WHAT IS EXPECTED:
Output the material below unchanged, apart from leaving out the pictures.

DATA:

═══

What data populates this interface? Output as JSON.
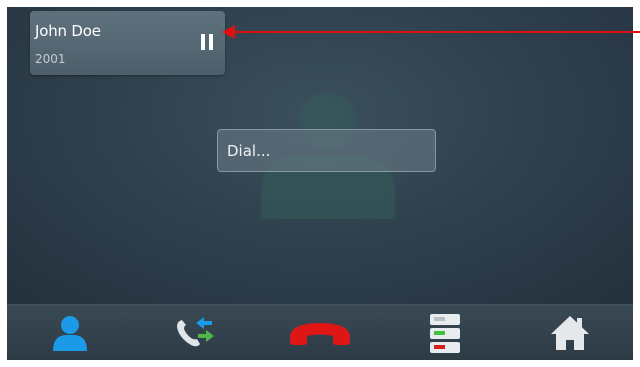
{
  "active_call": {
    "name": "John Doe",
    "number": "2001"
  },
  "dial": {
    "placeholder": "Dial..."
  },
  "icons": {
    "hold": "pause-icon",
    "contacts": "person-icon",
    "transfer": "call-transfer-icon",
    "hangup": "hang-up-icon",
    "lines": "line-status-icon",
    "home": "home-icon"
  },
  "colors": {
    "annotation": "#e01010",
    "contacts": "#1a9ae8",
    "hangup": "#e01515",
    "line_green": "#3ec43e",
    "line_red": "#d42020"
  }
}
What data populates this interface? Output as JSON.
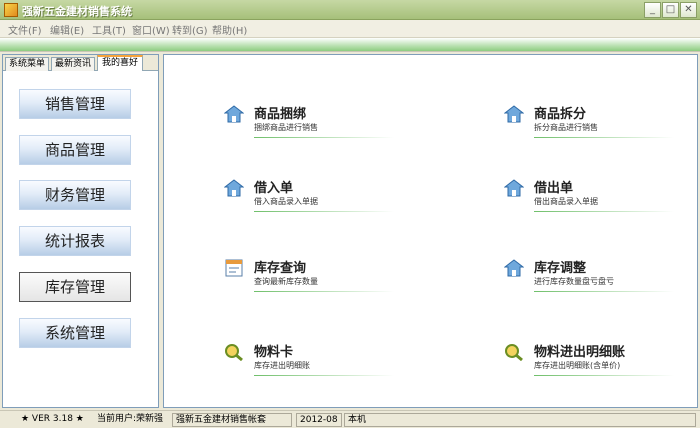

═══

EXPECTED ANSWER:
What data populates this interface? Output as JSON.
{
  "active_call": {
    "name": "John Doe",
    "number": "2001"
  },
  "dial": {
    "placeholder": "Dial..."
  },
  "icons": {
    "hold": "pause-icon",
    "contacts": "person-icon",
    "transfer": "call-transfer-icon",
    "hangup": "hang-up-icon",
    "lines": "line-status-icon",
    "home": "home-icon"
  },
  "colors": {
    "annotation": "#e01010",
    "contacts": "#1a9ae8",
    "hangup": "#e01515",
    "line_green": "#3ec43e",
    "line_red": "#d42020"
  }
}
What data populates this interface? Output as JSON.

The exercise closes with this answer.